___ Information supplied

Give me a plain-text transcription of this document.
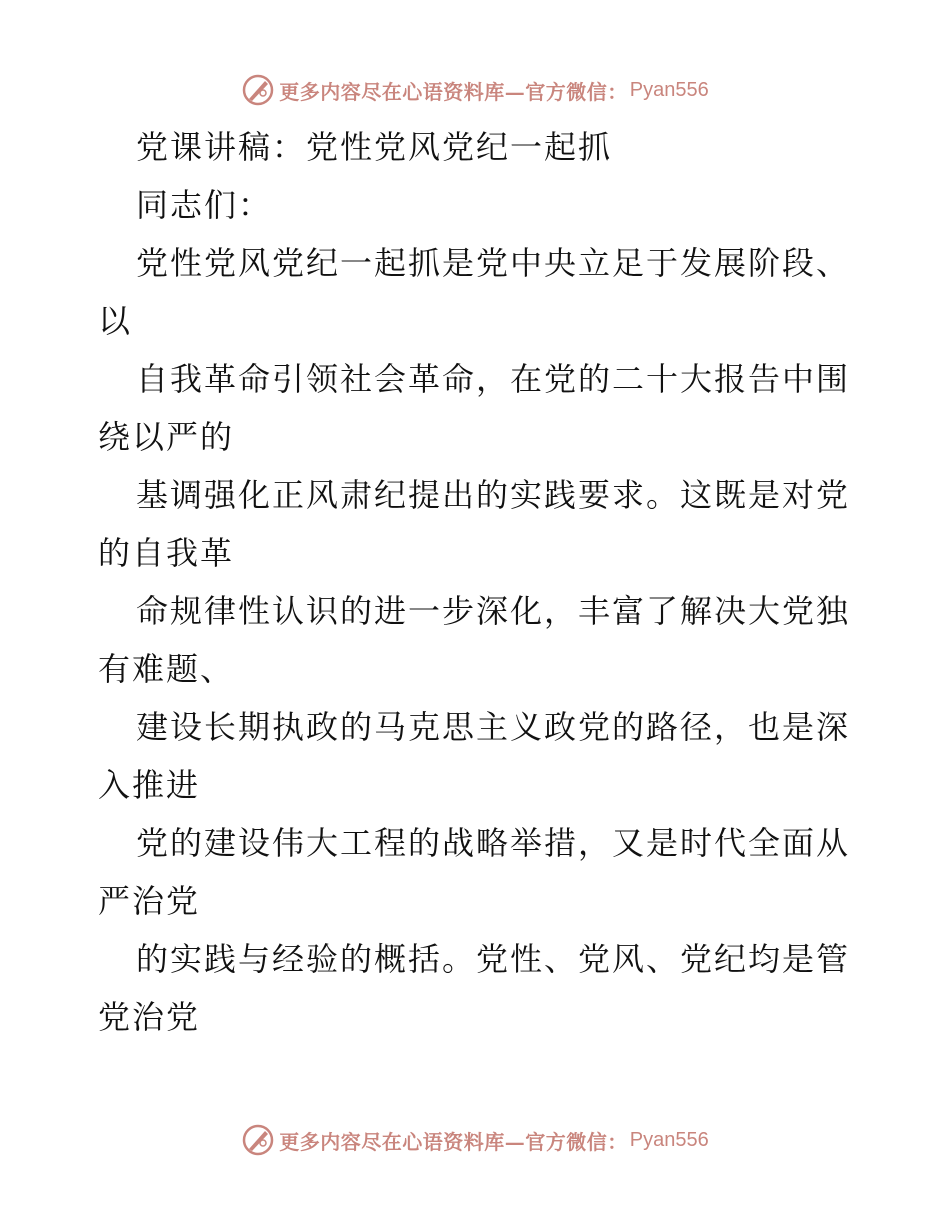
更多内容尽在心语资料库—官方微信： Pyan556
党课讲稿：党性党风党纪一起抓
同志们：
党性党风党纪一起抓是党中央立足于发展阶段、
以
自我革命引领社会革命，在党的二十大报告中围
绕以严的
基调强化正风肃纪提出的实践要求。这既是对党
的自我革
命规律性认识的进一步深化，丰富了解决大党独
有难题、
建设长期执政的马克思主义政党的路径，也是深
入推进
党的建设伟大工程的战略举措，又是时代全面从
严治党
的实践与经验的概括。党性、党风、党纪均是管
党治党
更多内容尽在心语资料库—官方微信： Pyan556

______

* _Instruction_: Transcribe each entry precisely as given, leaving the pictures out.

* _Exercise response_:
Give me a plain-text transcription of this document.
更多内容尽在心语资料库—官方微信： Pyan556
党课讲稿：党性党风党纪一起抓
同志们：
党性党风党纪一起抓是党中央立足于发展阶段、
以
自我革命引领社会革命，在党的二十大报告中围
绕以严的
基调强化正风肃纪提出的实践要求。这既是对党
的自我革
命规律性认识的进一步深化，丰富了解决大党独
有难题、
建设长期执政的马克思主义政党的路径，也是深
入推进
党的建设伟大工程的战略举措，又是时代全面从
严治党
的实践与经验的概括。党性、党风、党纪均是管
党治党
更多内容尽在心语资料库—官方微信： Pyan556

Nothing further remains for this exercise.